*WHAT IS NEEDED*
Scan the material and copy every line in which "type" appears.
= = =
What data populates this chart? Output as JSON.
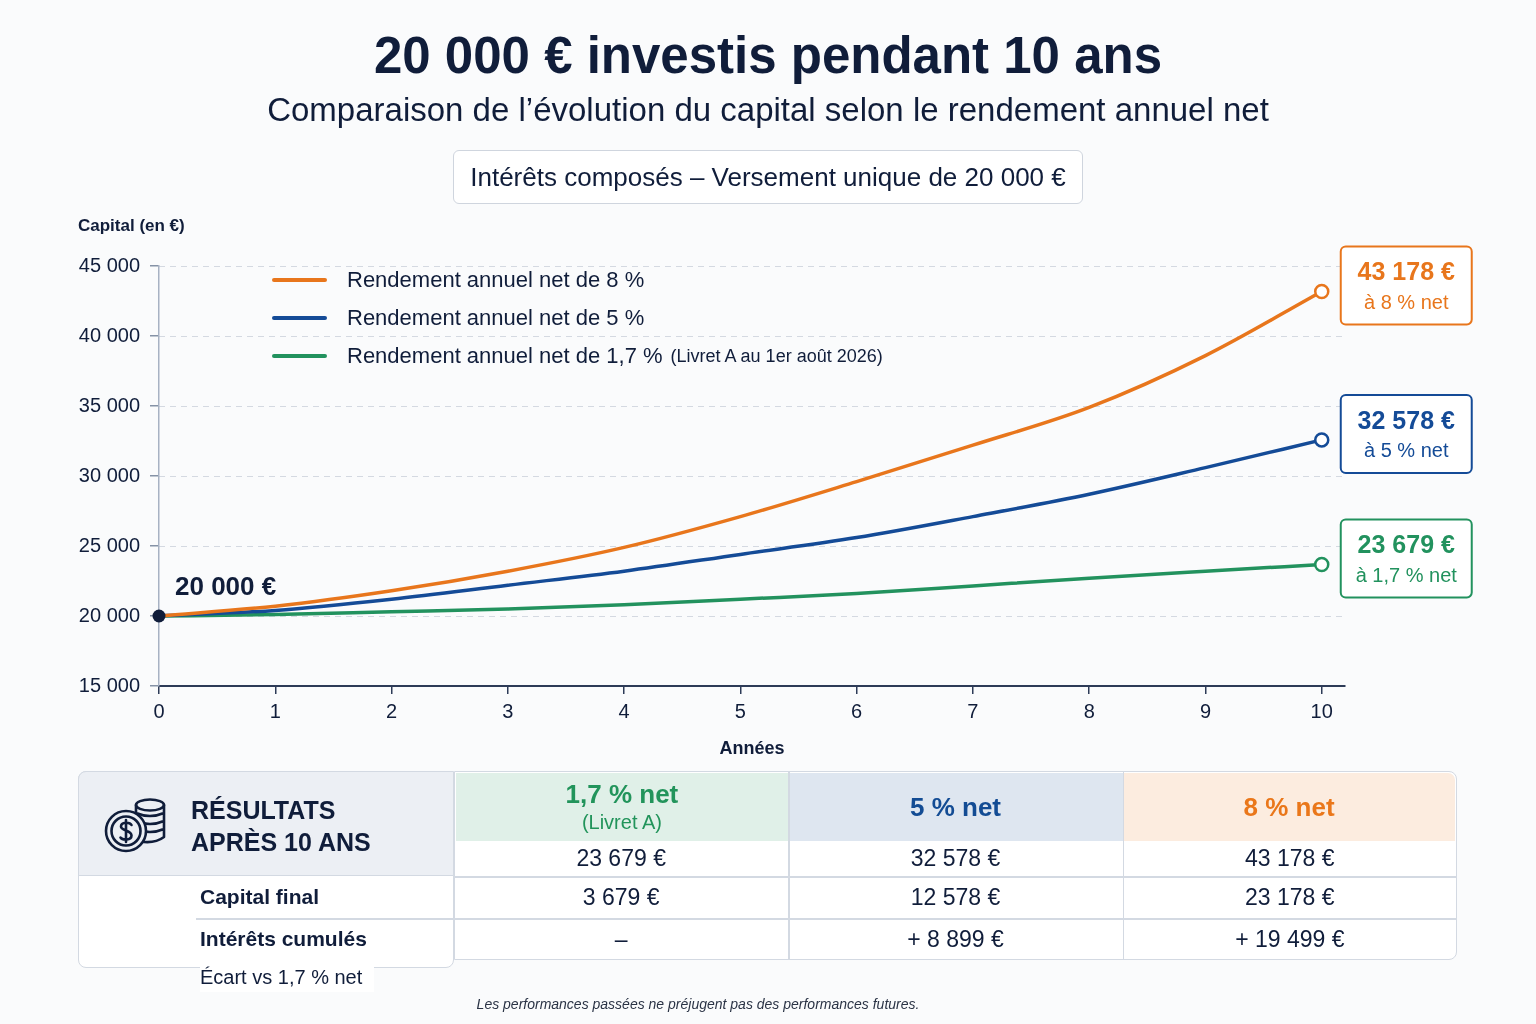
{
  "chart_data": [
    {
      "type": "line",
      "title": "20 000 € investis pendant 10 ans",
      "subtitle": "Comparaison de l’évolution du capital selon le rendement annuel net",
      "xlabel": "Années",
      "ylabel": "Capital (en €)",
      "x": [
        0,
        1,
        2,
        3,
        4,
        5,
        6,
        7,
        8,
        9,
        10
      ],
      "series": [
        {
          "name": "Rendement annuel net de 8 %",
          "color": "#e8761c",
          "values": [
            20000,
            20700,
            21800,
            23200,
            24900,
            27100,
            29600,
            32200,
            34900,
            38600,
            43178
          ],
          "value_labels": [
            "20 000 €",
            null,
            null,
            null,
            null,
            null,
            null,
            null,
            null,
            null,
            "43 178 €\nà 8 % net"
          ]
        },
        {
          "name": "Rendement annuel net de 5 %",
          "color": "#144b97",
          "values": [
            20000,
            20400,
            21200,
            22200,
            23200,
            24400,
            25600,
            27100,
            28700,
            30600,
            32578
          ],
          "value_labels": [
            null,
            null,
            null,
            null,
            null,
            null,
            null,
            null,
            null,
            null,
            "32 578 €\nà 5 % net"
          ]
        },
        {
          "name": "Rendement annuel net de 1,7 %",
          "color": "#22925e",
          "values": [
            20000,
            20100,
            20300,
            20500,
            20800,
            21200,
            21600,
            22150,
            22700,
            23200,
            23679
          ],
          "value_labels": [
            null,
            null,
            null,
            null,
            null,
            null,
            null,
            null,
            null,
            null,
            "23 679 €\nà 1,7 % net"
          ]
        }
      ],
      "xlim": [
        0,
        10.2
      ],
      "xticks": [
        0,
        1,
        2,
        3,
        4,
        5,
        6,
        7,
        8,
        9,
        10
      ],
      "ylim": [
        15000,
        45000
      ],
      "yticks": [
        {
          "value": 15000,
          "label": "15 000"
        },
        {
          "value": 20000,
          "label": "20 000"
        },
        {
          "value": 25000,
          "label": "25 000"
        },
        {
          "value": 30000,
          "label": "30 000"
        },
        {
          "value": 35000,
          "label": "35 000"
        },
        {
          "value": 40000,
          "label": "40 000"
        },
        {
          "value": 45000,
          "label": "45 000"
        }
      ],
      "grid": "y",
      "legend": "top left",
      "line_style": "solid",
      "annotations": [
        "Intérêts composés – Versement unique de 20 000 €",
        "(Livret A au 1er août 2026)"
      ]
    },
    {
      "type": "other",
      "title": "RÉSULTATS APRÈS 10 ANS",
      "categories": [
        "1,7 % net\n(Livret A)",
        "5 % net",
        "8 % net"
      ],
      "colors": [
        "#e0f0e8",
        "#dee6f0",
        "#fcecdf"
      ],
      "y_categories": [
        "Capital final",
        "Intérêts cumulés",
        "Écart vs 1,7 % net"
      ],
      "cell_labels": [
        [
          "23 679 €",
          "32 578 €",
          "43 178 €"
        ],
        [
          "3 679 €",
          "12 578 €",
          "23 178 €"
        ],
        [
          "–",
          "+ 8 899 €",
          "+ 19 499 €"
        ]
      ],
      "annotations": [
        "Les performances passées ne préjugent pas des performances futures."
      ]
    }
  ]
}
= = =
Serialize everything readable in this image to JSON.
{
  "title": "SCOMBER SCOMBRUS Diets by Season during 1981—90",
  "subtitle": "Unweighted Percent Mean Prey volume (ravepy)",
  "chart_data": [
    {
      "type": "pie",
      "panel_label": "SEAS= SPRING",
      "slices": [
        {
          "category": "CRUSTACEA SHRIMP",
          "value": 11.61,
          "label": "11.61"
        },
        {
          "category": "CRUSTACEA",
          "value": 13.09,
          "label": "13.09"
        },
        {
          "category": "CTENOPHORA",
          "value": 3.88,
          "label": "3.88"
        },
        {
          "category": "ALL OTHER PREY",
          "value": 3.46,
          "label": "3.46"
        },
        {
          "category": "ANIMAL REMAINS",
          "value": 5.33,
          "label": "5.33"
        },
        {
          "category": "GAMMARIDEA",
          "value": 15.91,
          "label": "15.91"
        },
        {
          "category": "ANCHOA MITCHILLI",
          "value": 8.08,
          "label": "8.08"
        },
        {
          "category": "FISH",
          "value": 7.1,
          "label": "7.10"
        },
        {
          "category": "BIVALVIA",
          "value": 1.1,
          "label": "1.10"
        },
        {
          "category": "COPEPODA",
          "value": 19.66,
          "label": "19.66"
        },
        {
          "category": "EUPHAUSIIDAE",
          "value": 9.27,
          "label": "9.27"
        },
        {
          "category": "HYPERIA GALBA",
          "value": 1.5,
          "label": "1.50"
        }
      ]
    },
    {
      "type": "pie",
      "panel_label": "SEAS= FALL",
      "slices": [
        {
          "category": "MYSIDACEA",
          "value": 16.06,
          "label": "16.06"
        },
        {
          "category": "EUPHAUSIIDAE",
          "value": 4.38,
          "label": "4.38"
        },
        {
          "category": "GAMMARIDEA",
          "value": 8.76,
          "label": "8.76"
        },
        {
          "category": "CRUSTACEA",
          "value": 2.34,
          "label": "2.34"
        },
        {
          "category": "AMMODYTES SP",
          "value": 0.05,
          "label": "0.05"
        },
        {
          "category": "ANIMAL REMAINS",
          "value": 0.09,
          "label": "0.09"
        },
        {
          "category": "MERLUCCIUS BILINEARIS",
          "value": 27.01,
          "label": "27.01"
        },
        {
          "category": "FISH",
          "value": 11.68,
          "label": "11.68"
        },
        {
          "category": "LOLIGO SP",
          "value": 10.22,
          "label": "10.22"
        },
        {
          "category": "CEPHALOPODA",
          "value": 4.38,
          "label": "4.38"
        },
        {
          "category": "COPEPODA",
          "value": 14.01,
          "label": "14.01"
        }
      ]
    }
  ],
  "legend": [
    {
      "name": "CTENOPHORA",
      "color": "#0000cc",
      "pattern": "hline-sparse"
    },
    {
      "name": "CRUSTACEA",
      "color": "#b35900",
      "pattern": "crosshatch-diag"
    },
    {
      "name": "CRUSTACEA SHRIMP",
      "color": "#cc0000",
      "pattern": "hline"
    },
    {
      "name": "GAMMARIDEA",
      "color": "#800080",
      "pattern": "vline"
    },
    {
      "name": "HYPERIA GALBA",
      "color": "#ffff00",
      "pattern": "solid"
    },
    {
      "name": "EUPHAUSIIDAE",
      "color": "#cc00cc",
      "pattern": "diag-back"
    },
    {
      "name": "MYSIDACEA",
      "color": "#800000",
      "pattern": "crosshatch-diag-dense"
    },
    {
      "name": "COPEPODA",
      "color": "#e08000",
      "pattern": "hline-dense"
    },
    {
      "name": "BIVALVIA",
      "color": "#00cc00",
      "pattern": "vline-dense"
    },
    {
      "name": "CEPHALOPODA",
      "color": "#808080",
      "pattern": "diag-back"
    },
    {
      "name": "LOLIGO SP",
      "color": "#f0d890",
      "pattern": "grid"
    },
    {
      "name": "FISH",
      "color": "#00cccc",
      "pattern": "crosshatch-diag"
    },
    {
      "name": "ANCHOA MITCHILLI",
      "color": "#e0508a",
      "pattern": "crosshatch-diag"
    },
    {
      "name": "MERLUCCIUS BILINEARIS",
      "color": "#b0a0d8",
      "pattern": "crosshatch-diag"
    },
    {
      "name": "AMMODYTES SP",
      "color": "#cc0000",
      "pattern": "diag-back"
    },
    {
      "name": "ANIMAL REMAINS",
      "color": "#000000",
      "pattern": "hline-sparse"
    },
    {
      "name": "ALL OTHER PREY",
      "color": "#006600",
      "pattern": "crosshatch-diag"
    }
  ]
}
= = =
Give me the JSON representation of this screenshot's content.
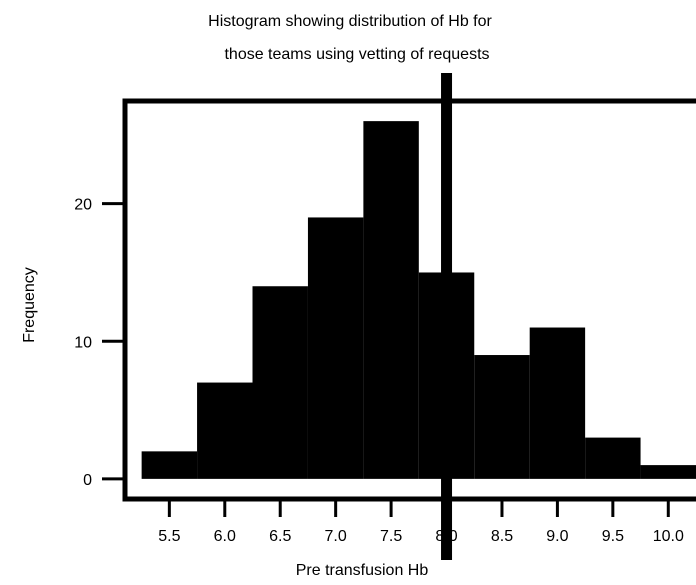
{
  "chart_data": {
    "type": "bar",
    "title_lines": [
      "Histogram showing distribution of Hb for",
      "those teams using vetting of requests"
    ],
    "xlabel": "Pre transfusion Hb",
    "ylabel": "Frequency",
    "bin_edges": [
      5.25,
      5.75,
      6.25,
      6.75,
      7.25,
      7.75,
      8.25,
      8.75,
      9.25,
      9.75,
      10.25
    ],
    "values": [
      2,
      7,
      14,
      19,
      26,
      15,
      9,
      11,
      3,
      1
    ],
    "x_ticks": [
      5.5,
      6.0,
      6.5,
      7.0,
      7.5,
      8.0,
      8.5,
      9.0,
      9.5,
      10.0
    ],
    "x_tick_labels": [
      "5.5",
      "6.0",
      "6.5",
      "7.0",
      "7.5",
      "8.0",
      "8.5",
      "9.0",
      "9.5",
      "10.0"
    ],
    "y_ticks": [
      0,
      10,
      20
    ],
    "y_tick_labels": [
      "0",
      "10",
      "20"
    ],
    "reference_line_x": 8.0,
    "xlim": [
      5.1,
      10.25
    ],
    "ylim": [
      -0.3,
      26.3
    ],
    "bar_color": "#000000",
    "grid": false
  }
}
= = =
*RESPONSE FOR THIS EXERCISE*
      "type": "line",
      "type": "other",
      "type": "pie",
      "type": "pie",
    "type": "bar",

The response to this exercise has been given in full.